Print the lines of the listing below, exactly as they appear, from its first line through the line holding "battery-icon [657, 31, 706, 55]", including both ends.

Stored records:
□ □ □

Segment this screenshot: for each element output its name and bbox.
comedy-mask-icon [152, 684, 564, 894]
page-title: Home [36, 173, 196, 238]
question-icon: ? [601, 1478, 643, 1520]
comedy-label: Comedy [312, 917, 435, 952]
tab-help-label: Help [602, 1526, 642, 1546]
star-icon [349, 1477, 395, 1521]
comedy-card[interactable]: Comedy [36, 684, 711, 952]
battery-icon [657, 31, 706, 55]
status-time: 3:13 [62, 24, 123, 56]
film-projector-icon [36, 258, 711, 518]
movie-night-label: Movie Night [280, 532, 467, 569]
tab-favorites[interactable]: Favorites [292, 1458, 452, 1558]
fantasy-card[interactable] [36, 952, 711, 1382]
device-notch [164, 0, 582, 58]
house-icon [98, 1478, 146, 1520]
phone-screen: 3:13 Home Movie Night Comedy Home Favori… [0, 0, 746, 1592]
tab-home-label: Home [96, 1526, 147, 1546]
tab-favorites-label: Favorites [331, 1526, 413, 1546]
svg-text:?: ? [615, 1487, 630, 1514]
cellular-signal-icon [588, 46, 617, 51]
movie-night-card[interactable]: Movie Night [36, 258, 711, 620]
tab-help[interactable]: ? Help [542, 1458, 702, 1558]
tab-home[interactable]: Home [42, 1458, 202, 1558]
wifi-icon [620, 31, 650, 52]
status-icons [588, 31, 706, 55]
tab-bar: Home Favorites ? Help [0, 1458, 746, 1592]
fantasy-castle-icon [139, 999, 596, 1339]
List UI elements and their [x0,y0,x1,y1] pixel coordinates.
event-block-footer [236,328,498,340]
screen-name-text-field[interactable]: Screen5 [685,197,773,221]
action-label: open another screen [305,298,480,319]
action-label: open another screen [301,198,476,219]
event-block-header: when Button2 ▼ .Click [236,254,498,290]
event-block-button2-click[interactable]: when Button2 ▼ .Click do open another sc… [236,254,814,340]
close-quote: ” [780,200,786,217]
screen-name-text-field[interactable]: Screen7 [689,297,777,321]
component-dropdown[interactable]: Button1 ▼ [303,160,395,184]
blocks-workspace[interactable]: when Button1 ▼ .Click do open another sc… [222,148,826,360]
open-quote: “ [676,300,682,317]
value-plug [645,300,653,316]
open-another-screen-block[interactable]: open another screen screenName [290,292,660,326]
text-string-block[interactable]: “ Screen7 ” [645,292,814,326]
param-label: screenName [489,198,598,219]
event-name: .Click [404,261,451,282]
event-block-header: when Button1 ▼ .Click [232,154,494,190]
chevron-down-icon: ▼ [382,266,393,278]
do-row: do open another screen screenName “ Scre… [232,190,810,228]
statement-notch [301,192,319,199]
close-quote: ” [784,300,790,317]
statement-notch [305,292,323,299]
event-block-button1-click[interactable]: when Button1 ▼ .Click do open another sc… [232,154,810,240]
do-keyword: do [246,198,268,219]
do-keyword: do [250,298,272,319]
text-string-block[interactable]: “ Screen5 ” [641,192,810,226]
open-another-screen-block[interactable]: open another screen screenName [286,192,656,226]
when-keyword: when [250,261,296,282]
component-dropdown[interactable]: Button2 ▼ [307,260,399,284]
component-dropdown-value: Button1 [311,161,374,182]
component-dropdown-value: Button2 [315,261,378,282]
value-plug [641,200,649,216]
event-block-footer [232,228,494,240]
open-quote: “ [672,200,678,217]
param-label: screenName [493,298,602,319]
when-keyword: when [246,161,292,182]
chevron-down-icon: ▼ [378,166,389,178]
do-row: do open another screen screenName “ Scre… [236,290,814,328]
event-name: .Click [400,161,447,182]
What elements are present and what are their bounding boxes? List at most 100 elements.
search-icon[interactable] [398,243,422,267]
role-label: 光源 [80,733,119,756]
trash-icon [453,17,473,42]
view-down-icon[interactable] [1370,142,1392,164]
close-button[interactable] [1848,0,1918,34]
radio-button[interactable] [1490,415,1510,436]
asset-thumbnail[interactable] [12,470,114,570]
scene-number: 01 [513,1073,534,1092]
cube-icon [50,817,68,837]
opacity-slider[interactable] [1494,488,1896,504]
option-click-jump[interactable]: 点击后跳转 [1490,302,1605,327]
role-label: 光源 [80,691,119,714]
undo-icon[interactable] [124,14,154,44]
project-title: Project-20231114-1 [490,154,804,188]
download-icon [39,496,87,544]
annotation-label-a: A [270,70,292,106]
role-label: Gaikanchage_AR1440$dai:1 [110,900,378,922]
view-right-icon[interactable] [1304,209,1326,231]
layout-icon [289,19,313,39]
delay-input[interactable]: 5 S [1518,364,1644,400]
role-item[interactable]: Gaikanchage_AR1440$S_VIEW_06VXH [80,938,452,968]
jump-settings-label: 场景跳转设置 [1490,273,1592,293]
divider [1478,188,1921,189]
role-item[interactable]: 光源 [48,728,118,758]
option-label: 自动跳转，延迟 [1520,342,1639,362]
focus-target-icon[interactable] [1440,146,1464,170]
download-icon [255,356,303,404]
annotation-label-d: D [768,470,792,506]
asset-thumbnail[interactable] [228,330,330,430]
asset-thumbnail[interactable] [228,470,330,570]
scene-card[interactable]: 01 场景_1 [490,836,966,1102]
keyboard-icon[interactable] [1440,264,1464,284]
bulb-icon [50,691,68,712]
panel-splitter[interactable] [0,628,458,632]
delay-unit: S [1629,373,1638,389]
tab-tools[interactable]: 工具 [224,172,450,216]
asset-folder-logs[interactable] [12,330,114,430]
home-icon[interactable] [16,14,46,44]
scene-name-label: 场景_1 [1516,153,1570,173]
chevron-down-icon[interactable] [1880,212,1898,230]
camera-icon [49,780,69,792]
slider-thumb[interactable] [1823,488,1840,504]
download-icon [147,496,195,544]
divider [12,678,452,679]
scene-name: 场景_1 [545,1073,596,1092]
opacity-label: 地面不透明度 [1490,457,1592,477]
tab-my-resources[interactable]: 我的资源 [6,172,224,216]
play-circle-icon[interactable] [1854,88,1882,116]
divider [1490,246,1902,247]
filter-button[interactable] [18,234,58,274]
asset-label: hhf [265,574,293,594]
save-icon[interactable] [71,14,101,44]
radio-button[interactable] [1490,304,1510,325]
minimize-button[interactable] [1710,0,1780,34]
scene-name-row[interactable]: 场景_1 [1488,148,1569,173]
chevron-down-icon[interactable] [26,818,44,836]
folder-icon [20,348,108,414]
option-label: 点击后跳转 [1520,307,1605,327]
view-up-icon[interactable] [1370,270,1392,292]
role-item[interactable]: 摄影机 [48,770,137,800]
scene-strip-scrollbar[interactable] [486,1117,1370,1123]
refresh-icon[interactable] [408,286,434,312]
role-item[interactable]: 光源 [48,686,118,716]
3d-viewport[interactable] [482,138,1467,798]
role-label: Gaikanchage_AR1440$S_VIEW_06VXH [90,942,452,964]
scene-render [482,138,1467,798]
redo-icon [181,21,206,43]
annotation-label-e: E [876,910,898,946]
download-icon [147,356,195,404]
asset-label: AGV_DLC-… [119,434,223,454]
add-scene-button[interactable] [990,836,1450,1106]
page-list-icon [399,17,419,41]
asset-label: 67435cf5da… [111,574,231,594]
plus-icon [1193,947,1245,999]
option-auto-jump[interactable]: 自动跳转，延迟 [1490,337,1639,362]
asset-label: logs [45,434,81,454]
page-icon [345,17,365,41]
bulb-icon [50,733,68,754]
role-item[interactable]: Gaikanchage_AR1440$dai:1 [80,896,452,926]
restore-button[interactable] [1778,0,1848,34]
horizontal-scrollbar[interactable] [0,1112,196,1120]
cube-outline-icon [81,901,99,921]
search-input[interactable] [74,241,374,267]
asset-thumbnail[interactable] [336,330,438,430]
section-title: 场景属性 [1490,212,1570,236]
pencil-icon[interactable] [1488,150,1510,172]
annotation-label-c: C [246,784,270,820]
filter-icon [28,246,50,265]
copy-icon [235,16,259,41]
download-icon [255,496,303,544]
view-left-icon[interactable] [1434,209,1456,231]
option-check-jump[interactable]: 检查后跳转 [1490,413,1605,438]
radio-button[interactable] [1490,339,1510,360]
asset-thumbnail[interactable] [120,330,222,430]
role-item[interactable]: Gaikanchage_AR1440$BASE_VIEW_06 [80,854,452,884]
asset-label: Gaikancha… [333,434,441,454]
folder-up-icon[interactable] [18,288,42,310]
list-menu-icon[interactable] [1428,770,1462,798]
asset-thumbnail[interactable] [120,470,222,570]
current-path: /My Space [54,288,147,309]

□ □ □

Exercise response:
Segment this screenshot: for each element output its name and bbox.
comedy-mask-icon [152, 684, 564, 894]
page-title: Home [36, 173, 196, 238]
question-icon: ? [601, 1478, 643, 1520]
comedy-label: Comedy [312, 917, 435, 952]
tab-help-label: Help [602, 1526, 642, 1546]
star-icon [349, 1477, 395, 1521]
comedy-card[interactable]: Comedy [36, 684, 711, 952]
battery-icon [657, 31, 706, 55]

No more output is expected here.